> STORED RECORDS
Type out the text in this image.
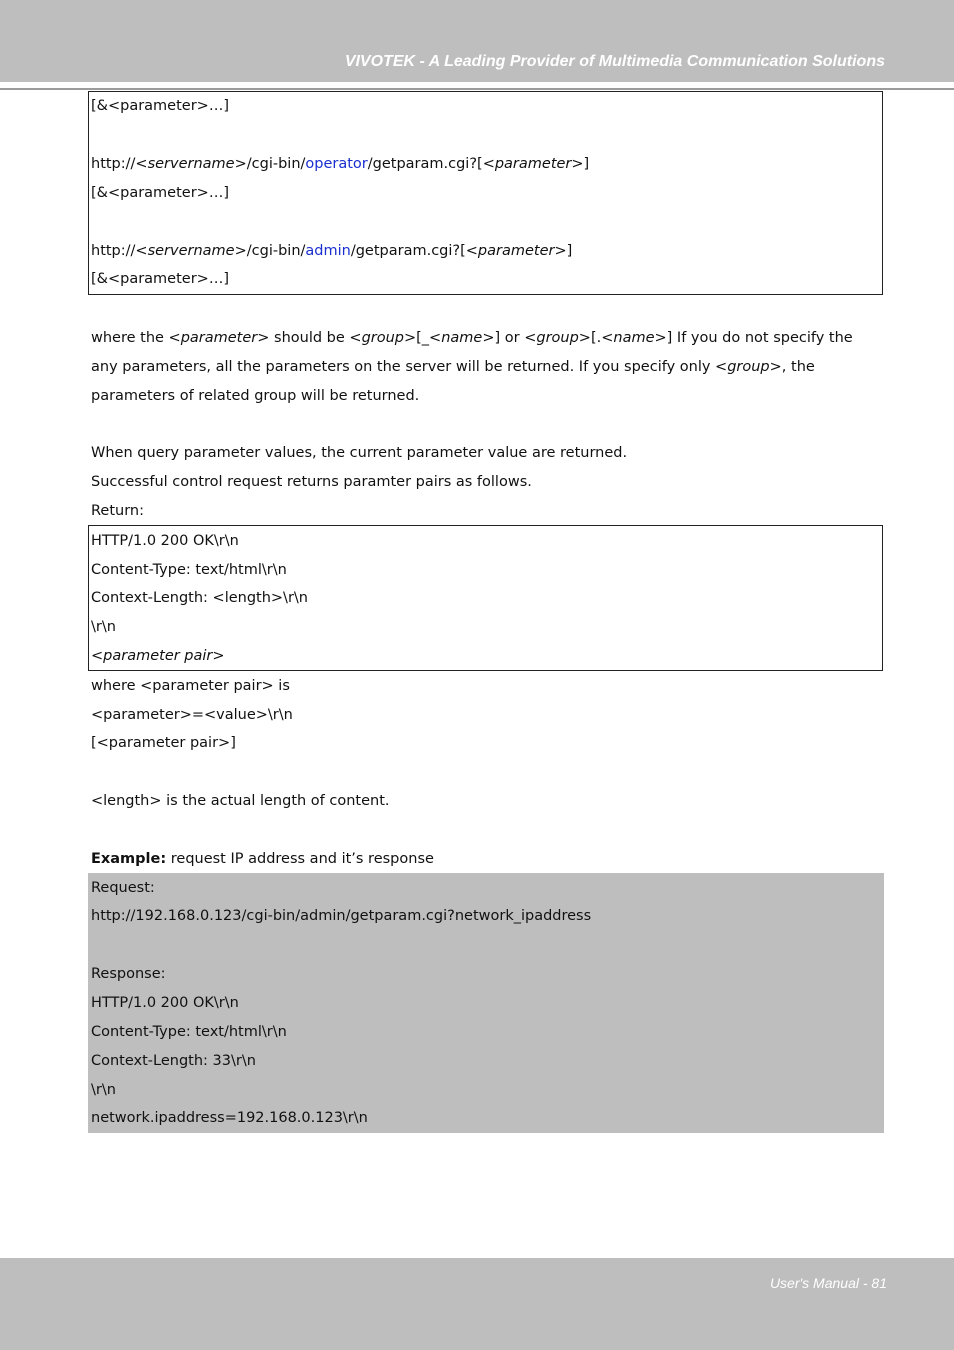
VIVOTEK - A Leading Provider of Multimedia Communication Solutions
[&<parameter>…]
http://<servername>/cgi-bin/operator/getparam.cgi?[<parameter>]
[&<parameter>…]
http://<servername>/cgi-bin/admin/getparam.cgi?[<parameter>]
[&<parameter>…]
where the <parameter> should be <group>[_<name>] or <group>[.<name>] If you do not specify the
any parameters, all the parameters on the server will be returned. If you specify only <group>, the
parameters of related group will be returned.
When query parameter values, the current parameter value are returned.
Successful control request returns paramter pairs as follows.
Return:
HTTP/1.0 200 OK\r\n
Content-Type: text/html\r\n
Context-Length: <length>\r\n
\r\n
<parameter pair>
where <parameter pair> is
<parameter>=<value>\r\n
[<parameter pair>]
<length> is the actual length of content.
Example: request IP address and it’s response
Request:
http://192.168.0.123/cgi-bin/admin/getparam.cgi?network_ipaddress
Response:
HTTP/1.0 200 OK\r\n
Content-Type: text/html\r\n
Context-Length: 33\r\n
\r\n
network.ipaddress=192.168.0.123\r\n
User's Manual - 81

> EXERCISE BRIEF
Every record is to be reproduced exactly, with no pictures included.

> COMPLETE RESPONSE
Type out the text in this image.
VIVOTEK - A Leading Provider of Multimedia Communication Solutions
[&<parameter>…]
http://<servername>/cgi-bin/operator/getparam.cgi?[<parameter>]
[&<parameter>…]
http://<servername>/cgi-bin/admin/getparam.cgi?[<parameter>]
[&<parameter>…]
where the <parameter> should be <group>[_<name>] or <group>[.<name>] If you do not specify the
any parameters, all the parameters on the server will be returned. If you specify only <group>, the
parameters of related group will be returned.
When query parameter values, the current parameter value are returned.
Successful control request returns paramter pairs as follows.
Return:
HTTP/1.0 200 OK\r\n
Content-Type: text/html\r\n
Context-Length: <length>\r\n
\r\n
<parameter pair>
where <parameter pair> is
<parameter>=<value>\r\n
[<parameter pair>]
<length> is the actual length of content.
Example: request IP address and it’s response
Request:
http://192.168.0.123/cgi-bin/admin/getparam.cgi?network_ipaddress
Response:
HTTP/1.0 200 OK\r\n
Content-Type: text/html\r\n
Context-Length: 33\r\n
\r\n
network.ipaddress=192.168.0.123\r\n
User's Manual - 81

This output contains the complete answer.